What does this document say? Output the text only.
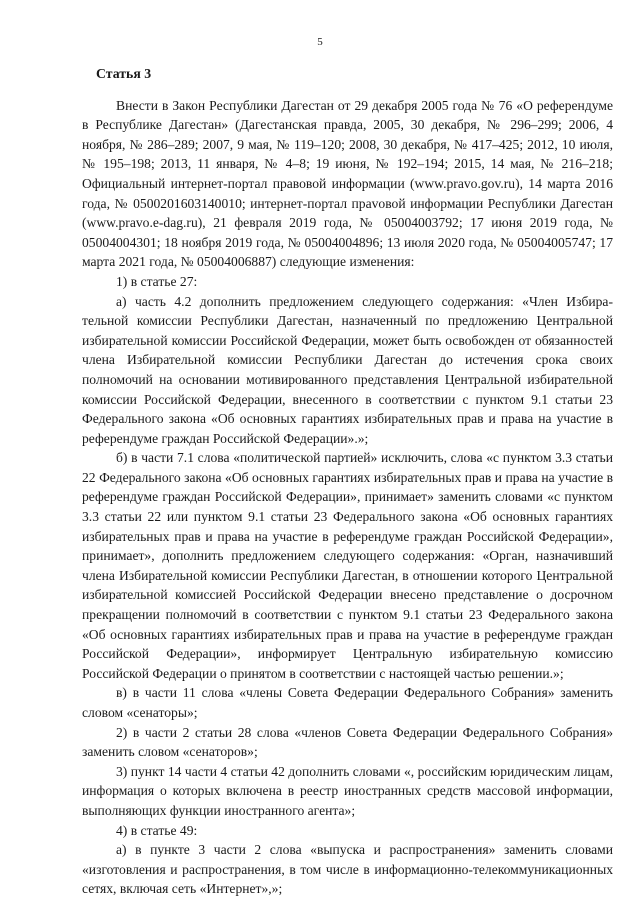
5
Статья 3

Внести в Закон Республики Дагестан от 29 декабря 2005 года № 76 «О референдуме в Республике Дагестан» (Дагестанская правда, 2005, 30 декабря, № 296–299; 2006, 4 ноября, № 286–289; 2007, 9 мая, № 119–120; 2008, 30 декабря, № 417–425; 2012, 10 июля, № 195–198; 2013, 11 января, № 4–8; 19 июня, № 192–194; 2015, 14 мая, № 216–218; Официальный интернет-портал правовой информации (www.pravo.gov.ru), 14 марта 2016 года, № 0500201603140010; интернет-портал праvовой информации Республики Дагестан (www.pravo.e-dag.ru), 21 февраля 2019 года, № 05004003792; 17 июня 2019 года, № 05004004301; 18 ноября 2019 года, № 05004004896; 13 июля 2020 года, № 05004005747; 17 марта 2021 года, № 05004006887) следующие изменения:

1) в статье 27:

а) часть 4.2 дополнить предложением следующего содержания: «Член Избирательной комиссии Республики Дагестан, назначенный по предложению Центральной избирательной комиссии Российской Федерации, может быть освобожден от обязанностей члена Избирательной комиссии Республики Дагестан до истечения срока своих полномочий на основании мотивированного представления Центральной избирательной комиссии Российской Федерации, внесенного в соответствии с пунктом 9.1 статьи 23 Федерального закона «Об основных гарантиях избирательных прав и права на участие в референдуме граждан Российской Федерации».»;

б) в части 7.1 слова «политической партией» исключить, слова «с пунктом 3.3 статьи 22 Федерального закона «Об основных гарантиях избирательных прав и права на участие в референдуме граждан Российской Федерации», принимает» заменить словами «с пунктом 3.3 статьи 22 или пунктом 9.1 статьи 23 Федерального закона «Об основных гарантиях избирательных прав и права на участие в референдуме граждан Российской Федерации», принимает», дополнить предложением следующего содержания: «Орган, назначивший члена Избирательной комиссии Республики Дагестан, в отношении которого Центральной избирательной комиссией Российской Федерации внесено представление о досрочном прекращении полномочий в соответствии с пунктом 9.1 статьи 23 Федерального закона «Об основных гарантиях избирательных прав и права на участие в референдуме граждан Российской Федерации», информирует Центральную избирательную комиссию Российской Федерации о принятом в соответствии с настоящей частью решении.»;

в) в части 11 слова «члены Совета Федерации Федерального Собрания» заменить словом «сенаторы»;

2) в части 2 статьи 28 слова «членов Совета Федерации Федерального Собрания» заменить словом «сенаторов»;

3) пункт 14 части 4 статьи 42 дополнить словами «, российским юридическим лицам, информация о которых включена в реестр иностранных средств массовой информации, выполняющих функции иностранного агента»;

4) в статье 49:

а) в пункте 3 части 2 слова «выпуска и распространения» заменить словами «изготовления и распространения, в том числе в информационно-телекоммуникационных сетях, включая сеть «Интернет»,»;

##############################

Only the number is wanted: how many lines in the entries above contain the word "Собрания"?

• [THE RESPONSE]:
2